Structured figure records:
• • • •

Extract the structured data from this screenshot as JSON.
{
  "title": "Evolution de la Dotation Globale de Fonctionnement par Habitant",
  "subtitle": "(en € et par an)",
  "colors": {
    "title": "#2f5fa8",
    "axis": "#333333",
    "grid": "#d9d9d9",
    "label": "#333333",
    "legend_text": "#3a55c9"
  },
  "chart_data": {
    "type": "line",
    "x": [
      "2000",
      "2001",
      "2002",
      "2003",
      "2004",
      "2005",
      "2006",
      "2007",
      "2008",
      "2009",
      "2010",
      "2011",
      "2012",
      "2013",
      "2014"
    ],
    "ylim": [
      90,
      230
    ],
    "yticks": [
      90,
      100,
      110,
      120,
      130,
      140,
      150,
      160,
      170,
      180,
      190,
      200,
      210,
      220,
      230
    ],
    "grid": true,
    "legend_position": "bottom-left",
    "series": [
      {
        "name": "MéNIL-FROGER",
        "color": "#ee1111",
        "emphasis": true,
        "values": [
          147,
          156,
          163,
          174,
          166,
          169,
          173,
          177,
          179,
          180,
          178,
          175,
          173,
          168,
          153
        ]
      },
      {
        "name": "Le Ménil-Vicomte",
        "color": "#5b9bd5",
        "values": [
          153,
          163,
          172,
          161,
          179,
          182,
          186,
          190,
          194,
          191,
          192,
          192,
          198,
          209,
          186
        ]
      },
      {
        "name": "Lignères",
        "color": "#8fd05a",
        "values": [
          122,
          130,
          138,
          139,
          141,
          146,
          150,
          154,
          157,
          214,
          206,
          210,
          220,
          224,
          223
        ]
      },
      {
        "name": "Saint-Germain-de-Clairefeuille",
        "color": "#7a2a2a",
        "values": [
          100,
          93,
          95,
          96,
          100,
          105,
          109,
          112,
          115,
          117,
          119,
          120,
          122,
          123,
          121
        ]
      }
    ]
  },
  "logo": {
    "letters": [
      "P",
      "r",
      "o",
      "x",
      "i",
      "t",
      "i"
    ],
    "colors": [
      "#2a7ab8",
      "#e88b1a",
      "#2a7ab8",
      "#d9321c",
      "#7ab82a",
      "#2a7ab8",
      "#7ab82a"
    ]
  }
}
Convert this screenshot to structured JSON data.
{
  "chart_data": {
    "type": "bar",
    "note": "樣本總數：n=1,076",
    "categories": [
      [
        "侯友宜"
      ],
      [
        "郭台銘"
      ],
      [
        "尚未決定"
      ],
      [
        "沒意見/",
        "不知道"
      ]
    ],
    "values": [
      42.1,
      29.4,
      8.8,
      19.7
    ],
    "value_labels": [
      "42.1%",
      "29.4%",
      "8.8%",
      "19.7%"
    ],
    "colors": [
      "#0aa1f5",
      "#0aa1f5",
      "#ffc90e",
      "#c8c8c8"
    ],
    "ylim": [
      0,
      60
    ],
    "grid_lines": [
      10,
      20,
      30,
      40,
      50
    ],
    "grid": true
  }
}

• • • •

YOUR OBJECTIVE: Write out the whole listing again. Match it word for word.

PROBLEM SOLUTION:
Extract the structured data from this screenshot as JSON.
{
  "title": "Evolution de la Dotation Globale de Fonctionnement par Habitant",
  "subtitle": "(en € et par an)",
  "colors": {
    "title": "#2f5fa8",
    "axis": "#333333",
    "grid": "#d9d9d9",
    "label": "#333333",
    "legend_text": "#3a55c9"
  },
  "chart_data": {
    "type": "line",
    "x": [
      "2000",
      "2001",
      "2002",
      "2003",
      "2004",
      "2005",
      "2006",
      "2007",
      "2008",
      "2009",
      "2010",
      "2011",
      "2012",
      "2013",
      "2014"
    ],
    "ylim": [
      90,
      230
    ],
    "yticks": [
      90,
      100,
      110,
      120,
      130,
      140,
      150,
      160,
      170,
      180,
      190,
      200,
      210,
      220,
      230
    ],
    "grid": true,
    "legend_position": "bottom-left",
    "series": [
      {
        "name": "MéNIL-FROGER",
        "color": "#ee1111",
        "emphasis": true,
        "values": [
          147,
          156,
          163,
          174,
          166,
          169,
          173,
          177,
          179,
          180,
          178,
          175,
          173,
          168,
          153
        ]
      },
      {
        "name": "Le Ménil-Vicomte",
        "color": "#5b9bd5",
        "values": [
          153,
          163,
          172,
          161,
          179,
          182,
          186,
          190,
          194,
          191,
          192,
          192,
          198,
          209,
          186
        ]
      },
      {
        "name": "Lignères",
        "color": "#8fd05a",
        "values": [
          122,
          130,
          138,
          139,
          141,
          146,
          150,
          154,
          157,
          214,
          206,
          210,
          220,
          224,
          223
        ]
      },
      {
        "name": "Saint-Germain-de-Clairefeuille",
        "color": "#7a2a2a",
        "values": [
          100,
          93,
          95,
          96,
          100,
          105,
          109,
          112,
          115,
          117,
          119,
          120,
          122,
          123,
          121
        ]
      }
    ]
  },
  "logo": {
    "letters": [
      "P",
      "r",
      "o",
      "x",
      "i",
      "t",
      "i"
    ],
    "colors": [
      "#2a7ab8",
      "#e88b1a",
      "#2a7ab8",
      "#d9321c",
      "#7ab82a",
      "#2a7ab8",
      "#7ab82a"
    ]
  }
}
Convert this screenshot to structured JSON data.
{
  "chart_data": {
    "type": "bar",
    "note": "樣本總數：n=1,076",
    "categories": [
      [
        "侯友宜"
      ],
      [
        "郭台銘"
      ],
      [
        "尚未決定"
      ],
      [
        "沒意見/",
        "不知道"
      ]
    ],
    "values": [
      42.1,
      29.4,
      8.8,
      19.7
    ],
    "value_labels": [
      "42.1%",
      "29.4%",
      "8.8%",
      "19.7%"
    ],
    "colors": [
      "#0aa1f5",
      "#0aa1f5",
      "#ffc90e",
      "#c8c8c8"
    ],
    "ylim": [
      0,
      60
    ],
    "grid_lines": [
      10,
      20,
      30,
      40,
      50
    ],
    "grid": true
  }
}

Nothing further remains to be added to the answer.